Task to complete: Copy each line with the word "JSON" in it.

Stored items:
┄┄┄┄┄┄

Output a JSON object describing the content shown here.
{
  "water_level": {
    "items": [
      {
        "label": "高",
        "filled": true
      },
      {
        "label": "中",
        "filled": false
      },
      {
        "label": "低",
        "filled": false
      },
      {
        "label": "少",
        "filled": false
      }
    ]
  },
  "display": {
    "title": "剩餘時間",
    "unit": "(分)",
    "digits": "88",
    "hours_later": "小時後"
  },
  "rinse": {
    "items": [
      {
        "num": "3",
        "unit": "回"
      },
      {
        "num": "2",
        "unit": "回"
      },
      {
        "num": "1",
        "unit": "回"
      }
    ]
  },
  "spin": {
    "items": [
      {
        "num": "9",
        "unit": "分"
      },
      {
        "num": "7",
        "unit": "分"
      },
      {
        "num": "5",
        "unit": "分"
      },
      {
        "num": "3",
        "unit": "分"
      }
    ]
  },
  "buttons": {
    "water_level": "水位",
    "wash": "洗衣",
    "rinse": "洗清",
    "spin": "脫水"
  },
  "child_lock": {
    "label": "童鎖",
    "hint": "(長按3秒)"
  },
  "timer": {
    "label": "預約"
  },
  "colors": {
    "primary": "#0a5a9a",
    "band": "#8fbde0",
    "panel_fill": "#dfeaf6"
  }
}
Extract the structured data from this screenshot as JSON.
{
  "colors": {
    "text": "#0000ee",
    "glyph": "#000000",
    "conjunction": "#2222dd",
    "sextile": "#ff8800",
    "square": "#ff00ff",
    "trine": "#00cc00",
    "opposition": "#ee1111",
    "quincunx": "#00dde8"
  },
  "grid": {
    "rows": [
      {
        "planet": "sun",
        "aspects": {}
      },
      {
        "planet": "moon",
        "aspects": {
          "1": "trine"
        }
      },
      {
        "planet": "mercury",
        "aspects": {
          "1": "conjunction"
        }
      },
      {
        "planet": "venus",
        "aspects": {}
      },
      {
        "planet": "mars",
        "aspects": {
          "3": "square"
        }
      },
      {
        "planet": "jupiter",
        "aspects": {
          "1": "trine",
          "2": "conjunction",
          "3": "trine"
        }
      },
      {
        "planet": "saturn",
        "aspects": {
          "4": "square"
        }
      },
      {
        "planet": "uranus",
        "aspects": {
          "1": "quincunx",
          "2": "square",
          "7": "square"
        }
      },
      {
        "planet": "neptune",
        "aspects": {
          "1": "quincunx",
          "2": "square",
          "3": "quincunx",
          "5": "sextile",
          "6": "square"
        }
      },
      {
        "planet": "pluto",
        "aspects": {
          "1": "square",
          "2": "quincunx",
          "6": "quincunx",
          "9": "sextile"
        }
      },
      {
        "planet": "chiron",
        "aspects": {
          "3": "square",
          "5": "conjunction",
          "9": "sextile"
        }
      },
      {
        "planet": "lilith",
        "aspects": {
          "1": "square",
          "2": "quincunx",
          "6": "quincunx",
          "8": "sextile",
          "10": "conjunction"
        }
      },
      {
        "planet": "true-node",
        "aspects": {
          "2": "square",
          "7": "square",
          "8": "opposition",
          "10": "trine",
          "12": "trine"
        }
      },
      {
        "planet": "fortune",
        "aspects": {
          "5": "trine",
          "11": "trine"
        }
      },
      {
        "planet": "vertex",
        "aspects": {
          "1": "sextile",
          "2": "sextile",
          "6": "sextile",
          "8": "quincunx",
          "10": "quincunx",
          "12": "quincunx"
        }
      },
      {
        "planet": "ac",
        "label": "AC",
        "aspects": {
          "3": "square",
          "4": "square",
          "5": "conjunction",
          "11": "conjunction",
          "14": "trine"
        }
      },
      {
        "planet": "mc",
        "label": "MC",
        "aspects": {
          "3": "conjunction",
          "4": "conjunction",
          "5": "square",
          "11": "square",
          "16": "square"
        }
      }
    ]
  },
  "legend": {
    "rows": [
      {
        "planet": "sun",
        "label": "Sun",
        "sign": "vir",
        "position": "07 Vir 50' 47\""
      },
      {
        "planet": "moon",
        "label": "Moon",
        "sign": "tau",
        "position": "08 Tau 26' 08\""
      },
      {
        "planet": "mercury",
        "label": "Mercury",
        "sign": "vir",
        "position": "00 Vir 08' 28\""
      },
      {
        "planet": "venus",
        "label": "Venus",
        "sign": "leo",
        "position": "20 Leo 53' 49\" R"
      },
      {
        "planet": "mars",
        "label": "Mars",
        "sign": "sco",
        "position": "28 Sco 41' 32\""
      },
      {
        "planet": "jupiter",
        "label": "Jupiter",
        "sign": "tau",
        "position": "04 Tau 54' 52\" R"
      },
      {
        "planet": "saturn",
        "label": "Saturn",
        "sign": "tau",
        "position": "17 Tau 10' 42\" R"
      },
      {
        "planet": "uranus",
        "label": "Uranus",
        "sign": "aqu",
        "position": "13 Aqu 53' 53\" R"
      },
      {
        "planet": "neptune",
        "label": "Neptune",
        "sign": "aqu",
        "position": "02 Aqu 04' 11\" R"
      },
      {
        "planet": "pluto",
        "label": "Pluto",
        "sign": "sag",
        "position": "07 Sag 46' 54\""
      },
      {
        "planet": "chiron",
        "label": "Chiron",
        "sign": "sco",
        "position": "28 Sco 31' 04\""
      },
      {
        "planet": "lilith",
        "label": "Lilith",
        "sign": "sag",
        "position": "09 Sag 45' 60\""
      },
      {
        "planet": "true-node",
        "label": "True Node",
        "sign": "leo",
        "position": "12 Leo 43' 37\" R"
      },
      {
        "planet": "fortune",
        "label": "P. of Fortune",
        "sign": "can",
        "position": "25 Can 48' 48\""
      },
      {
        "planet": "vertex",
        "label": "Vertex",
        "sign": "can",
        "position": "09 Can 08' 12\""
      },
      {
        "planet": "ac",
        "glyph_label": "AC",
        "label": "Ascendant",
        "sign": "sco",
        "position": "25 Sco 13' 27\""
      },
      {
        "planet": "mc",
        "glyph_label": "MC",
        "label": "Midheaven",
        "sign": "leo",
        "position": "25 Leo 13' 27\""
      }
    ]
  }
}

┄┄┄┄┄┄

Finished exercise:
Output a JSON object describing the content shown here.
Extract the structured data from this screenshot as JSON.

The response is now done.